* Problem to work on:
Work through the data line by line, gathering every line that has the word "그러므로".

Entries taken from a collection
=====

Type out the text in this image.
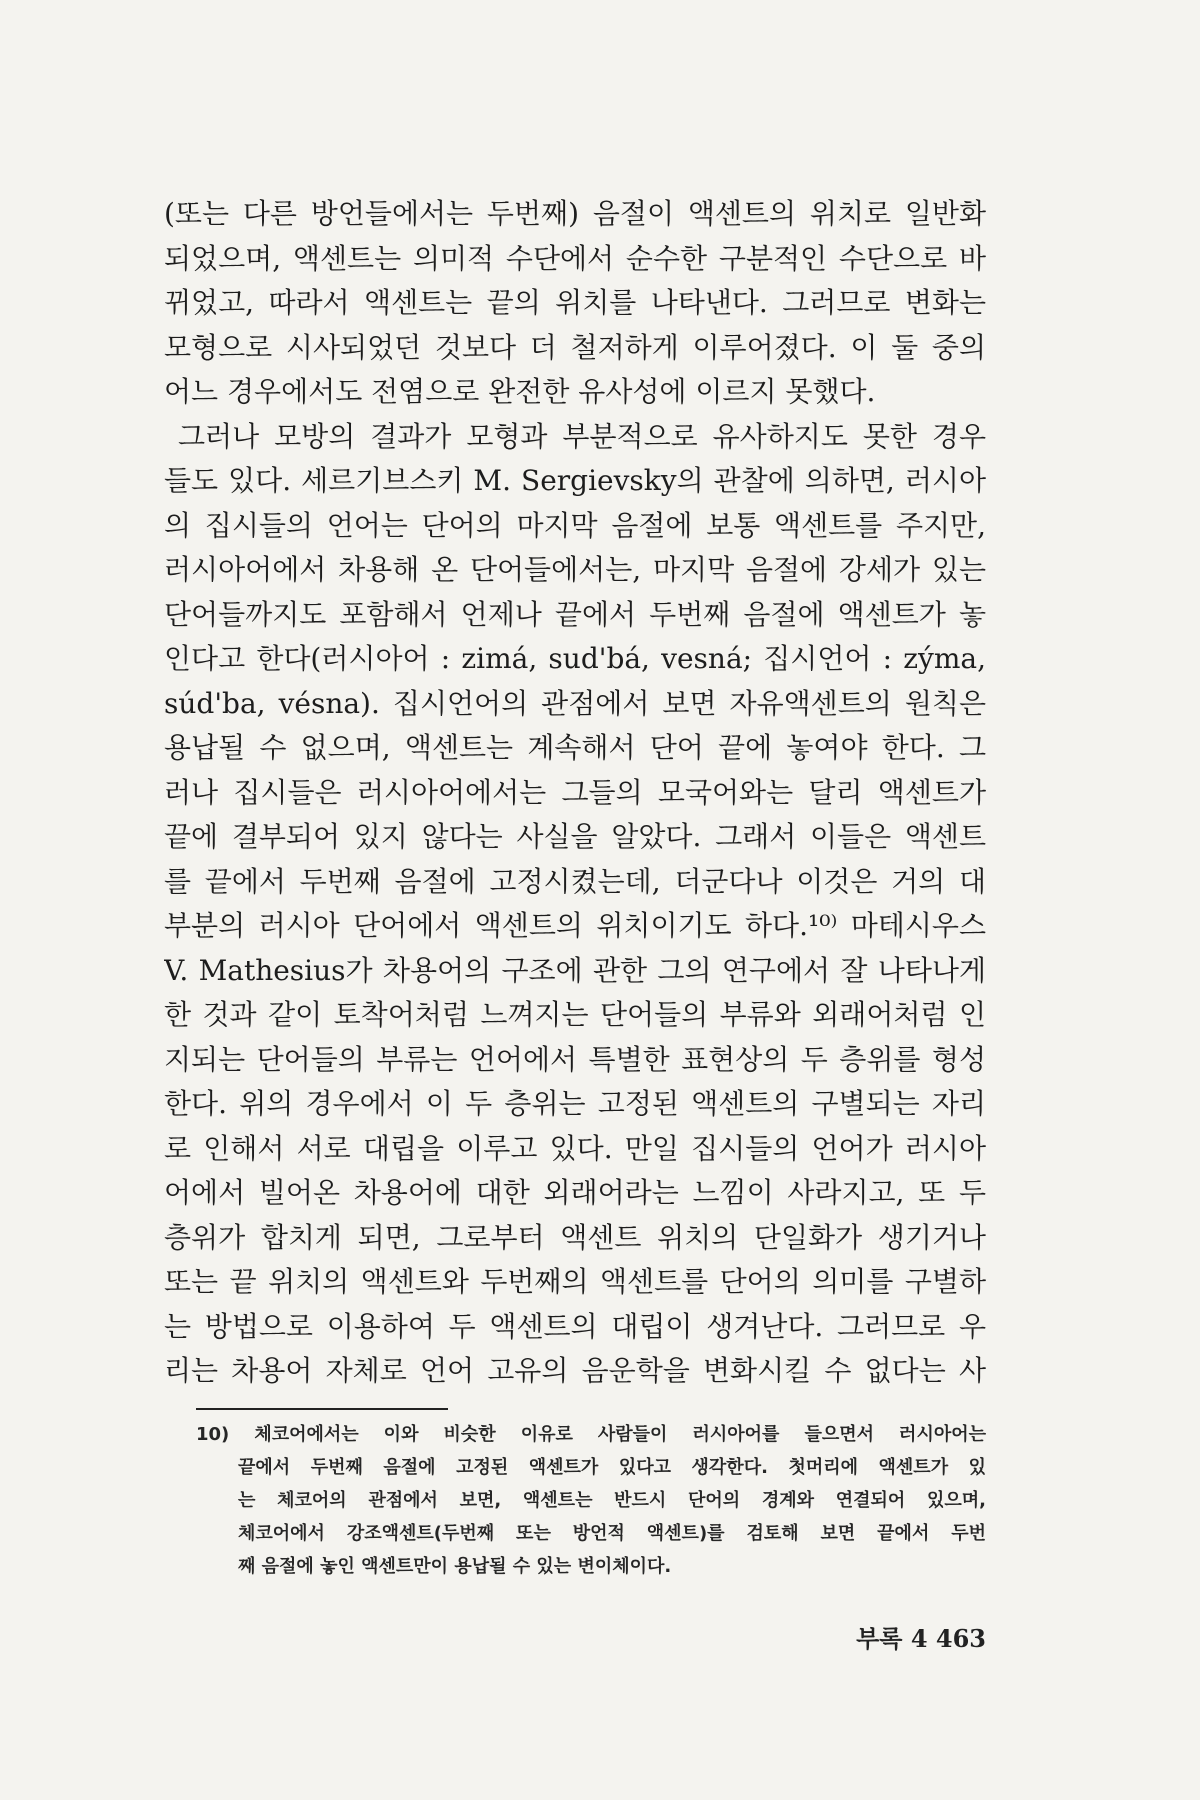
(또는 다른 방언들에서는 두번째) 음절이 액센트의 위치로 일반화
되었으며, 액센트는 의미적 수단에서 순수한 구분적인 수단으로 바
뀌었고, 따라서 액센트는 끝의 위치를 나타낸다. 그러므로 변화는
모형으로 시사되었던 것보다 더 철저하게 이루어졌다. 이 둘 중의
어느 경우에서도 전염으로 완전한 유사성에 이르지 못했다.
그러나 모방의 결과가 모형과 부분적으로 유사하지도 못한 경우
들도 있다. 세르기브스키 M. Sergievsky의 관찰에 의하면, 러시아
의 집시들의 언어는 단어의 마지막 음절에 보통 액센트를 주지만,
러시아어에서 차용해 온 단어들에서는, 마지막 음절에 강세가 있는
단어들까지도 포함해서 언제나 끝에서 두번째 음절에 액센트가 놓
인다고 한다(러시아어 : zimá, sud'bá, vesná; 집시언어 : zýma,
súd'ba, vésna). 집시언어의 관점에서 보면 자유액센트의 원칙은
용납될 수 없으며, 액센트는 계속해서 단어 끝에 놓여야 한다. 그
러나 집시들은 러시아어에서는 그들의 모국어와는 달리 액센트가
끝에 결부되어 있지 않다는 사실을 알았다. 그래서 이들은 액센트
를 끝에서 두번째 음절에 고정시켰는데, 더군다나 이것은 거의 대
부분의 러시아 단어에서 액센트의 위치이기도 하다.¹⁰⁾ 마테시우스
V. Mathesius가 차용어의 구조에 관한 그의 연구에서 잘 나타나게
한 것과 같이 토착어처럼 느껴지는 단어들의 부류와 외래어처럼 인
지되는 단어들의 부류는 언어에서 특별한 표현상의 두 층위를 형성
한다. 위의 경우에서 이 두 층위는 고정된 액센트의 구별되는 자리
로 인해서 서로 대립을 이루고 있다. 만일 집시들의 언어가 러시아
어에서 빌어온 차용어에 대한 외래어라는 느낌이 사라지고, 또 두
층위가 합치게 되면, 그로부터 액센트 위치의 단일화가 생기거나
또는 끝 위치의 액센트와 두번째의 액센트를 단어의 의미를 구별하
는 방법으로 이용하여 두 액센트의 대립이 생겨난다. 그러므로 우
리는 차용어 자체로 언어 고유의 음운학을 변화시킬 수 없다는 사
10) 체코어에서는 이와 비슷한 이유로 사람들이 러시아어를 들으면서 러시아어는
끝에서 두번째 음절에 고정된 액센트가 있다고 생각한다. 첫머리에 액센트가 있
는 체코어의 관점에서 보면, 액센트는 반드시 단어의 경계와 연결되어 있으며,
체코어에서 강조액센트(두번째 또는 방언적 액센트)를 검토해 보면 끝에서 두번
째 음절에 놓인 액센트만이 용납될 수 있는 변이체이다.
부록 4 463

=====

* Complete answer:
뀌었고, 따라서 액센트는 끝의 위치를 나타낸다. 그러므로 변화는
는 방법으로 이용하여 두 액센트의 대립이 생겨난다. 그러므로 우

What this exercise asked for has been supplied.